**WORK TO COMPLETE:**
You are to retype all of the data exactly as it appears.

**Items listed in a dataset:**

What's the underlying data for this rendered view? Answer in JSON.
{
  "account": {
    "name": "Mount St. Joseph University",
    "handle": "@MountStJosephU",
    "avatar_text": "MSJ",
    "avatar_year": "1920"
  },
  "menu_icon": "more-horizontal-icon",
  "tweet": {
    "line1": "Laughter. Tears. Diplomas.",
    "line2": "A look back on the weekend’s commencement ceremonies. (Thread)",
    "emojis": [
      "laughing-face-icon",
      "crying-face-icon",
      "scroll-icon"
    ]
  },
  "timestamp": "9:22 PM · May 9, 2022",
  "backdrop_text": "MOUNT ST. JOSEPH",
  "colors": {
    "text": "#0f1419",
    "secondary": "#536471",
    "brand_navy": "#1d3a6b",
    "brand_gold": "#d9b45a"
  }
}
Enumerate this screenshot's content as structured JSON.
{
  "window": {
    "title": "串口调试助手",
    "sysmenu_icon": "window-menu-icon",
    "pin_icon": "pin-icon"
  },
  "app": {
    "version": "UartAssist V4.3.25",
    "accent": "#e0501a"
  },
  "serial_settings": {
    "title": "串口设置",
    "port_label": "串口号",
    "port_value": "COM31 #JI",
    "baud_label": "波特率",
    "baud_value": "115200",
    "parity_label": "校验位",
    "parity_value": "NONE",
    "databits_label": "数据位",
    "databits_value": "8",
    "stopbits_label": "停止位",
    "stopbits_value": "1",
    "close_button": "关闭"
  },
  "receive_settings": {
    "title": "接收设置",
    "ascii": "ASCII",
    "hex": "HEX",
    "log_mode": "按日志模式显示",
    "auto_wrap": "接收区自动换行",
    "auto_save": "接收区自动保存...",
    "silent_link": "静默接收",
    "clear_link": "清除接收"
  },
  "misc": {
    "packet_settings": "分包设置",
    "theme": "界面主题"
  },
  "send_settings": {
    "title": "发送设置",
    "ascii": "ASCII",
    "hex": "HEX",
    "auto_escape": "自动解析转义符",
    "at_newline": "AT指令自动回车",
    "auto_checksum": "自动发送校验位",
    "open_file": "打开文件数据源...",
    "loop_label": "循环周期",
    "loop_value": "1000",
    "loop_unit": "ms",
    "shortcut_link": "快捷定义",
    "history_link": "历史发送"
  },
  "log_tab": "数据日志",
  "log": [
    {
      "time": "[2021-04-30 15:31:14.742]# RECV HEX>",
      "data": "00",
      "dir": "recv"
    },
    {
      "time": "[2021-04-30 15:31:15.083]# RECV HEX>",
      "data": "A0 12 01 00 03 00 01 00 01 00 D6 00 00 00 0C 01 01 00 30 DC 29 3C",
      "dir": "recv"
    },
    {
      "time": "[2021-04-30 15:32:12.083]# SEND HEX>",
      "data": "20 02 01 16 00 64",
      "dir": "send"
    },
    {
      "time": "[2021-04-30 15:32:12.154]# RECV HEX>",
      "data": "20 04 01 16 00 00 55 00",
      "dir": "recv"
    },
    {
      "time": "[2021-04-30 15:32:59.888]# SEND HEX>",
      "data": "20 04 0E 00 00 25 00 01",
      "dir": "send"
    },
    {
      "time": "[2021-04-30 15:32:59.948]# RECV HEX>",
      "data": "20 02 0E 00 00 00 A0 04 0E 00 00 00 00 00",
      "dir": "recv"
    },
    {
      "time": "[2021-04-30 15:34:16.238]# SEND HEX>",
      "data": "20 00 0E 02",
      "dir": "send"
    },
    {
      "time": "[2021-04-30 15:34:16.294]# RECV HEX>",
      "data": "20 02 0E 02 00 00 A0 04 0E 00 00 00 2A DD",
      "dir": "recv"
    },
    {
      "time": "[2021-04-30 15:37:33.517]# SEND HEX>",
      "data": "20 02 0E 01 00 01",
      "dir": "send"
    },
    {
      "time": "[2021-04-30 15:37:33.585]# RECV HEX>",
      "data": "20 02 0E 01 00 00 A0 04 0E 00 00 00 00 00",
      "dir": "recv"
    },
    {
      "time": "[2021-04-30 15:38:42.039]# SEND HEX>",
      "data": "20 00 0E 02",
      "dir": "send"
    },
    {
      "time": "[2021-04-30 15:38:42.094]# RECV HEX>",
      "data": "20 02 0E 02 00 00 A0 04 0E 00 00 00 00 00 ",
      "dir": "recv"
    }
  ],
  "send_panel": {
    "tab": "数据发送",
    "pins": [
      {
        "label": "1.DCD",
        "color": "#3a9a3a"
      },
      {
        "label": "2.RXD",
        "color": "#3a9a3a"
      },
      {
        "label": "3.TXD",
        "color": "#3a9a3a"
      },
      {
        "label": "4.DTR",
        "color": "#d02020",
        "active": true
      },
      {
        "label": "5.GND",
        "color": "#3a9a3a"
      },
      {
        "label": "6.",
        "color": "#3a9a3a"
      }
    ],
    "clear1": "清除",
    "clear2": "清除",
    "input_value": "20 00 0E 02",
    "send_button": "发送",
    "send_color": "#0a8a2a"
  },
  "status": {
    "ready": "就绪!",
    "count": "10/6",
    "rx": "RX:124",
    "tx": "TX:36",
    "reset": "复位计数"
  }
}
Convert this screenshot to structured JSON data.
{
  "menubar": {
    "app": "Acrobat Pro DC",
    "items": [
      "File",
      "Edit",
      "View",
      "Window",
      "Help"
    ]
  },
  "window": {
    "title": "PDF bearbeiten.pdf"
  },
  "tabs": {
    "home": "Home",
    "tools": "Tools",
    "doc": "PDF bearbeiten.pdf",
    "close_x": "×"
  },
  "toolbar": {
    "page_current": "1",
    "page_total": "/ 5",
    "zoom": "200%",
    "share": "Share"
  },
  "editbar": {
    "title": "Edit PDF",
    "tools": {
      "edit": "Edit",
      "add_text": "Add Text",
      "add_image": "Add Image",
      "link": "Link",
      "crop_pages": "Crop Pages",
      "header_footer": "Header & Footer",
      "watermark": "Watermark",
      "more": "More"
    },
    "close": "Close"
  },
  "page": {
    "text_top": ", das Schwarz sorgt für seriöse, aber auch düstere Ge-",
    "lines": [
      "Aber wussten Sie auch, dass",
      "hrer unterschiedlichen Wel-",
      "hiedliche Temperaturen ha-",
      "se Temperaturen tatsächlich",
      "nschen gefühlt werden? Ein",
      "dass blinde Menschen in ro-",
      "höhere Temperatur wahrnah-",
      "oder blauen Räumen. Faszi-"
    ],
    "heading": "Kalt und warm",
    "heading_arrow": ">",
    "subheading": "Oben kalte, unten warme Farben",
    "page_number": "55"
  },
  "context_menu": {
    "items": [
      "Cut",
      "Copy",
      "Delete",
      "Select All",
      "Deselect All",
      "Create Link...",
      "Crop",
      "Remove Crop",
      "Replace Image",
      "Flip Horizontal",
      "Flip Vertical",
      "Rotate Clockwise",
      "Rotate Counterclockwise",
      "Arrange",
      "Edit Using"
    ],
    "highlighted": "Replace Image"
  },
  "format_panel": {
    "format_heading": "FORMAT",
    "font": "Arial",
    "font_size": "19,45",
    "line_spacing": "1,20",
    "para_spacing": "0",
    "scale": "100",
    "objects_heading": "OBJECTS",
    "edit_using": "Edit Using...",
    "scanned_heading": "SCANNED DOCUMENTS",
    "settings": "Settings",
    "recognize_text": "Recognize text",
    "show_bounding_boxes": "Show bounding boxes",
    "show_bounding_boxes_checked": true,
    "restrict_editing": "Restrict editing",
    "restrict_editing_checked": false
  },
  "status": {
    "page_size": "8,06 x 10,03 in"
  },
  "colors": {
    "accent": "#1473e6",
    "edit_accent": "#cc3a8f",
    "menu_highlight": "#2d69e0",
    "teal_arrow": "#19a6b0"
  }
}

**ANSWER FOR THE TASK:**
What's the underlying data for this rendered view? Answer in JSON.
{
  "account": {
    "name": "Mount St. Joseph University",
    "handle": "@MountStJosephU",
    "avatar_text": "MSJ",
    "avatar_year": "1920"
  },
  "menu_icon": "more-horizontal-icon",
  "tweet": {
    "line1": "Laughter. Tears. Diplomas.",
    "line2": "A look back on the weekend’s commencement ceremonies. (Thread)",
    "emojis": [
      "laughing-face-icon",
      "crying-face-icon",
      "scroll-icon"
    ]
  },
  "timestamp": "9:22 PM · May 9, 2022",
  "backdrop_text": "MOUNT ST. JOSEPH",
  "colors": {
    "text": "#0f1419",
    "secondary": "#536471",
    "brand_navy": "#1d3a6b",
    "brand_gold": "#d9b45a"
  }
}
Enumerate this screenshot's content as structured JSON.
{
  "window": {
    "title": "串口调试助手",
    "sysmenu_icon": "window-menu-icon",
    "pin_icon": "pin-icon"
  },
  "app": {
    "version": "UartAssist V4.3.25",
    "accent": "#e0501a"
  },
  "serial_settings": {
    "title": "串口设置",
    "port_label": "串口号",
    "port_value": "COM31 #JI",
    "baud_label": "波特率",
    "baud_value": "115200",
    "parity_label": "校验位",
    "parity_value": "NONE",
    "databits_label": "数据位",
    "databits_value": "8",
    "stopbits_label": "停止位",
    "stopbits_value": "1",
    "close_button": "关闭"
  },
  "receive_settings": {
    "title": "接收设置",
    "ascii": "ASCII",
    "hex": "HEX",
    "log_mode": "按日志模式显示",
    "auto_wrap": "接收区自动换行",
    "auto_save": "接收区自动保存...",
    "silent_link": "静默接收",
    "clear_link": "清除接收"
  },
  "misc": {
    "packet_settings": "分包设置",
    "theme": "界面主题"
  },
  "send_settings": {
    "title": "发送设置",
    "ascii": "ASCII",
    "hex": "HEX",
    "auto_escape": "自动解析转义符",
    "at_newline": "AT指令自动回车",
    "auto_checksum": "自动发送校验位",
    "open_file": "打开文件数据源...",
    "loop_label": "循环周期",
    "loop_value": "1000",
    "loop_unit": "ms",
    "shortcut_link": "快捷定义",
    "history_link": "历史发送"
  },
  "log_tab": "数据日志",
  "log": [
    {
      "time": "[2021-04-30 15:31:14.742]# RECV HEX>",
      "data": "00",
      "dir": "recv"
    },
    {
      "time": "[2021-04-30 15:31:15.083]# RECV HEX>",
      "data": "A0 12 01 00 03 00 01 00 01 00 D6 00 00 00 0C 01 01 00 30 DC 29 3C",
      "dir": "recv"
    },
    {
      "time": "[2021-04-30 15:32:12.083]# SEND HEX>",
      "data": "20 02 01 16 00 64",
      "dir": "send"
    },
    {
      "time": "[2021-04-30 15:32:12.154]# RECV HEX>",
      "data": "20 04 01 16 00 00 55 00",
      "dir": "recv"
    },
    {
      "time": "[2021-04-30 15:32:59.888]# SEND HEX>",
      "data": "20 04 0E 00 00 25 00 01",
      "dir": "send"
    },
    {
      "time": "[2021-04-30 15:32:59.948]# RECV HEX>",
      "data": "20 02 0E 00 00 00 A0 04 0E 00 00 00 00 00",
      "dir": "recv"
    },
    {
      "time": "[2021-04-30 15:34:16.238]# SEND HEX>",
      "data": "20 00 0E 02",
      "dir": "send"
    },
    {
      "time": "[2021-04-30 15:34:16.294]# RECV HEX>",
      "data": "20 02 0E 02 00 00 A0 04 0E 00 00 00 2A DD",
      "dir": "recv"
    },
    {
      "time": "[2021-04-30 15:37:33.517]# SEND HEX>",
      "data": "20 02 0E 01 00 01",
      "dir": "send"
    },
    {
      "time": "[2021-04-30 15:37:33.585]# RECV HEX>",
      "data": "20 02 0E 01 00 00 A0 04 0E 00 00 00 00 00",
      "dir": "recv"
    },
    {
      "time": "[2021-04-30 15:38:42.039]# SEND HEX>",
      "data": "20 00 0E 02",
      "dir": "send"
    },
    {
      "time": "[2021-04-30 15:38:42.094]# RECV HEX>",
      "data": "20 02 0E 02 00 00 A0 04 0E 00 00 00 00 00 ",
      "dir": "recv"
    }
  ],
  "send_panel": {
    "tab": "数据发送",
    "pins": [
      {
        "label": "1.DCD",
        "color": "#3a9a3a"
      },
      {
        "label": "2.RXD",
        "color": "#3a9a3a"
      },
      {
        "label": "3.TXD",
        "color": "#3a9a3a"
      },
      {
        "label": "4.DTR",
        "color": "#d02020",
        "active": true
      },
      {
        "label": "5.GND",
        "color": "#3a9a3a"
      },
      {
        "label": "6.",
        "color": "#3a9a3a"
      }
    ],
    "clear1": "清除",
    "clear2": "清除",
    "input_value": "20 00 0E 02",
    "send_button": "发送",
    "send_color": "#0a8a2a"
  },
  "status": {
    "ready": "就绪!",
    "count": "10/6",
    "rx": "RX:124",
    "tx": "TX:36",
    "reset": "复位计数"
  }
}
Convert this screenshot to structured JSON data.
{
  "menubar": {
    "app": "Acrobat Pro DC",
    "items": [
      "File",
      "Edit",
      "View",
      "Window",
      "Help"
    ]
  },
  "window": {
    "title": "PDF bearbeiten.pdf"
  },
  "tabs": {
    "home": "Home",
    "tools": "Tools",
    "doc": "PDF bearbeiten.pdf",
    "close_x": "×"
  },
  "toolbar": {
    "page_current": "1",
    "page_total": "/ 5",
    "zoom": "200%",
    "share": "Share"
  },
  "editbar": {
    "title": "Edit PDF",
    "tools": {
      "edit": "Edit",
      "add_text": "Add Text",
      "add_image": "Add Image",
      "link": "Link",
      "crop_pages": "Crop Pages",
      "header_footer": "Header & Footer",
      "watermark": "Watermark",
      "more": "More"
    },
    "close": "Close"
  },
  "page": {
    "text_top": ", das Schwarz sorgt für seriöse, aber auch düstere Ge-",
    "lines": [
      "Aber wussten Sie auch, dass",
      "hrer unterschiedlichen Wel-",
      "hiedliche Temperaturen ha-",
      "se Temperaturen tatsächlich",
      "nschen gefühlt werden? Ein",
      "dass blinde Menschen in ro-",
      "höhere Temperatur wahrnah-",
      "oder blauen Räumen. Faszi-"
    ],
    "heading": "Kalt und warm",
    "heading_arrow": ">",
    "subheading": "Oben kalte, unten warme Farben",
    "page_number": "55"
  },
  "context_menu": {
    "items": [
      "Cut",
      "Copy",
      "Delete",
      "Select All",
      "Deselect All",
      "Create Link...",
      "Crop",
      "Remove Crop",
      "Replace Image",
      "Flip Horizontal",
      "Flip Vertical",
      "Rotate Clockwise",
      "Rotate Counterclockwise",
      "Arrange",
      "Edit Using"
    ],
    "highlighted": "Replace Image"
  },
  "format_panel": {
    "format_heading": "FORMAT",
    "font": "Arial",
    "font_size": "19,45",
    "line_spacing": "1,20",
    "para_spacing": "0",
    "scale": "100",
    "objects_heading": "OBJECTS",
    "edit_using": "Edit Using...",
    "scanned_heading": "SCANNED DOCUMENTS",
    "settings": "Settings",
    "recognize_text": "Recognize text",
    "show_bounding_boxes": "Show bounding boxes",
    "show_bounding_boxes_checked": true,
    "restrict_editing": "Restrict editing",
    "restrict_editing_checked": false
  },
  "status": {
    "page_size": "8,06 x 10,03 in"
  },
  "colors": {
    "accent": "#1473e6",
    "edit_accent": "#cc3a8f",
    "menu_highlight": "#2d69e0",
    "teal_arrow": "#19a6b0"
  }
}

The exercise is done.